Work instructions: In the listing below, locate the lines bearing the word "distribution". Copy every one of them.

Stored records:
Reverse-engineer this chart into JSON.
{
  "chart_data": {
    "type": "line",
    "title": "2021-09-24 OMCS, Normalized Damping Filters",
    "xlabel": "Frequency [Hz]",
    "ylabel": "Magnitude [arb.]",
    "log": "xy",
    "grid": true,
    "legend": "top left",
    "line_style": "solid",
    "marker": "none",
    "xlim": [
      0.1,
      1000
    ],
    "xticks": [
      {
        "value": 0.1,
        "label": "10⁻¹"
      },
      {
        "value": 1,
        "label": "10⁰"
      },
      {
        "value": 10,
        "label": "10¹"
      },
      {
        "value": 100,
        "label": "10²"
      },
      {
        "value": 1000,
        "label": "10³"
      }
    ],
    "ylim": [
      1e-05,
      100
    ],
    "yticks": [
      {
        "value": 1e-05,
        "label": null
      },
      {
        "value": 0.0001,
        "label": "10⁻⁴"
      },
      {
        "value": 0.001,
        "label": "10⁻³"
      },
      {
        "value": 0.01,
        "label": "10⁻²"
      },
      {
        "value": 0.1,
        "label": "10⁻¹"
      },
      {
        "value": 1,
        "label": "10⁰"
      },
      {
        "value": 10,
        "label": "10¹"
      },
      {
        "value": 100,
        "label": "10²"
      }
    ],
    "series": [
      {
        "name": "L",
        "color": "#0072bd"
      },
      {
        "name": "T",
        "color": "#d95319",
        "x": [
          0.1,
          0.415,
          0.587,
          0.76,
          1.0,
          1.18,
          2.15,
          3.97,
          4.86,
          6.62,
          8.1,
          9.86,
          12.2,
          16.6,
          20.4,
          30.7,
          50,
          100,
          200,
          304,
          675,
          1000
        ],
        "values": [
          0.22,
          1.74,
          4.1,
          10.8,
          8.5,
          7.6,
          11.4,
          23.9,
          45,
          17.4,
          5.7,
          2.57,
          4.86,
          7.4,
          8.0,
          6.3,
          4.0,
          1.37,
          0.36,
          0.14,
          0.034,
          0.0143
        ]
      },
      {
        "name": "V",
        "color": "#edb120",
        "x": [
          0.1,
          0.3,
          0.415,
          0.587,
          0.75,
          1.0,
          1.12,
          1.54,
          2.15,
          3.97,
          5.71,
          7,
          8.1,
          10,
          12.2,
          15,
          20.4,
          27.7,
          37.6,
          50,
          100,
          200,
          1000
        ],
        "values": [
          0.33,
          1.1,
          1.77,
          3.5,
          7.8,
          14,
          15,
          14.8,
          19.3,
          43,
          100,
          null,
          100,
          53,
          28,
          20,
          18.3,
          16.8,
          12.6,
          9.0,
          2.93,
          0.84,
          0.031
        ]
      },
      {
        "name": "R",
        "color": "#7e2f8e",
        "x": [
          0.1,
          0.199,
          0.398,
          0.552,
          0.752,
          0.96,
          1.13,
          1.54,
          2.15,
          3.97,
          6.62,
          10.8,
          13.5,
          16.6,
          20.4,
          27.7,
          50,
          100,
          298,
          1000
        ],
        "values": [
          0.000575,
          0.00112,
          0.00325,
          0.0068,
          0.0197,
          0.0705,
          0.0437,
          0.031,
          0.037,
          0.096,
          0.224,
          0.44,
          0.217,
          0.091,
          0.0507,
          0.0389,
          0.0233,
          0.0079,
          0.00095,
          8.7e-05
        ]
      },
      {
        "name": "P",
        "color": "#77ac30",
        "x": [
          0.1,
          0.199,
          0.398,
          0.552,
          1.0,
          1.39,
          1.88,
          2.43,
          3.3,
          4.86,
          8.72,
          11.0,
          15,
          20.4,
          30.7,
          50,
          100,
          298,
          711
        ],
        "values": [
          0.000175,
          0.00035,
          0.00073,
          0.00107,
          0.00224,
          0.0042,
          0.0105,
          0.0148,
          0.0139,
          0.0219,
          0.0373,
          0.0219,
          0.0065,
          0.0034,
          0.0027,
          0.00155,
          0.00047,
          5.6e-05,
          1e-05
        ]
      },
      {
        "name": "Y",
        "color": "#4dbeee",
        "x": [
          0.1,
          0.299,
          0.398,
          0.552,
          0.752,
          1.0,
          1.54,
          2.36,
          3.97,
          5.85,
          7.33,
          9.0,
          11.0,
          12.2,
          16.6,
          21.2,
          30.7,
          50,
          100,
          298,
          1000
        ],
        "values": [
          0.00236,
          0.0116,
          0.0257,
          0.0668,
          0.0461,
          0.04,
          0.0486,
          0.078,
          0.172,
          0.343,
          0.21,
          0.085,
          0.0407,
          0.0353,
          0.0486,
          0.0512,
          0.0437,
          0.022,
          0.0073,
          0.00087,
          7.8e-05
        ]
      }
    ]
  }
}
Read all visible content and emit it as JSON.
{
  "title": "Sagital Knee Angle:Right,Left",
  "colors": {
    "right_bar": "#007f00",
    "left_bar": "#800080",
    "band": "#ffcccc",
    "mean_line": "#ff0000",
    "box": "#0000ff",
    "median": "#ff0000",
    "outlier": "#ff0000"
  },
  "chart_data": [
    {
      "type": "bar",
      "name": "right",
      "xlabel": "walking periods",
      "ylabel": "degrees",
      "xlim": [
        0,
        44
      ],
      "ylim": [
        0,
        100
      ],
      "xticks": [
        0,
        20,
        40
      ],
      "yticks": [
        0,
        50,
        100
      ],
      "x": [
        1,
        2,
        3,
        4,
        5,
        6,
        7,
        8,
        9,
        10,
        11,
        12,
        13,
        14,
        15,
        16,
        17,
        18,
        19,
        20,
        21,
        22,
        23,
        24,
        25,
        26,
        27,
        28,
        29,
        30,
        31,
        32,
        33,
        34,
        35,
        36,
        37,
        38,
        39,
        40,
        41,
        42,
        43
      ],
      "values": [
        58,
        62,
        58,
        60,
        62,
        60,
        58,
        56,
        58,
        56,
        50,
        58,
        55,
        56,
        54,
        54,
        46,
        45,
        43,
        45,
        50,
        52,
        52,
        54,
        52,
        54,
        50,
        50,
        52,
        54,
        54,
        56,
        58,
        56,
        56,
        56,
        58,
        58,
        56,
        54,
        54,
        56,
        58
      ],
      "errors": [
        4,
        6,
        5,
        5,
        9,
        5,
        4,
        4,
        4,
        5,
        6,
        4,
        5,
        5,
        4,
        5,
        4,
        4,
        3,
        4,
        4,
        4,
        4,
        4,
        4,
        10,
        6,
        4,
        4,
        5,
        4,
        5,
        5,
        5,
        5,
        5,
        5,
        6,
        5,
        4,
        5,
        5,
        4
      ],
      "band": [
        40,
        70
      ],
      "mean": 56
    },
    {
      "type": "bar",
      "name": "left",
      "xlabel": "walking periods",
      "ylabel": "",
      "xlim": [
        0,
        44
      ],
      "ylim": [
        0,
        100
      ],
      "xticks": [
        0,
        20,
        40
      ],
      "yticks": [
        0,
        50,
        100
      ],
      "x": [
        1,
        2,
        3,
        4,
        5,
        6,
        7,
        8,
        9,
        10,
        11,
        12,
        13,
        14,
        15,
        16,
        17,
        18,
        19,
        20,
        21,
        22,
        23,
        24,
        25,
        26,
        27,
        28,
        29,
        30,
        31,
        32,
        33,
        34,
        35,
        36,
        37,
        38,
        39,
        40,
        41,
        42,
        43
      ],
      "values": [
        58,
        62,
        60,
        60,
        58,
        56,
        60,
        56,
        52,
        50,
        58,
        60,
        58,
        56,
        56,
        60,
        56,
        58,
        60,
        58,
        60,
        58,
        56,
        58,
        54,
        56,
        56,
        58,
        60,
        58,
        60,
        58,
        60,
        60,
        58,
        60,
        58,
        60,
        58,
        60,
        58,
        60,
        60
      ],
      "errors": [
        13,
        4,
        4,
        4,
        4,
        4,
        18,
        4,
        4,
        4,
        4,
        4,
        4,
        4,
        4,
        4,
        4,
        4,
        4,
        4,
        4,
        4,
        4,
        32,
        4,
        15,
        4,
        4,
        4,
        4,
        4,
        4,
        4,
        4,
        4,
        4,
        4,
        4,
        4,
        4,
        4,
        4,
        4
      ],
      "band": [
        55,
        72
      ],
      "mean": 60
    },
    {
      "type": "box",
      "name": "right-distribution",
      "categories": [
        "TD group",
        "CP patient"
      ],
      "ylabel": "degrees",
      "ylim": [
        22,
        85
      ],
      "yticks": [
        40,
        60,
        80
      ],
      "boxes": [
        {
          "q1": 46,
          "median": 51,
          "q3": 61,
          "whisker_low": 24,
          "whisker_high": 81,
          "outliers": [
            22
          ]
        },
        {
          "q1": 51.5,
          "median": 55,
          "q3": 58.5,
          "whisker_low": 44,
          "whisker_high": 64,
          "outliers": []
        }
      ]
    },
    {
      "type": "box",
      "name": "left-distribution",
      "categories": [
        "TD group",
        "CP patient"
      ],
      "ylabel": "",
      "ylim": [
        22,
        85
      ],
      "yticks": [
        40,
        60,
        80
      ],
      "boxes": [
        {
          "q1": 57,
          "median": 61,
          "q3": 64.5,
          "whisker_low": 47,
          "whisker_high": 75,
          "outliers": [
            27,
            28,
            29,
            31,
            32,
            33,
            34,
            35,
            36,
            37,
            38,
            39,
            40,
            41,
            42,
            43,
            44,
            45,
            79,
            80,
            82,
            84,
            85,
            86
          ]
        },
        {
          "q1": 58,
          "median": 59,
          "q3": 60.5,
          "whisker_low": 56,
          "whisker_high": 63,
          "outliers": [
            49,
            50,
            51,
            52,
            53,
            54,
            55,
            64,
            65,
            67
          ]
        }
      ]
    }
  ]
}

The result:
      "name": "right-distribution",
      "name": "left-distribution",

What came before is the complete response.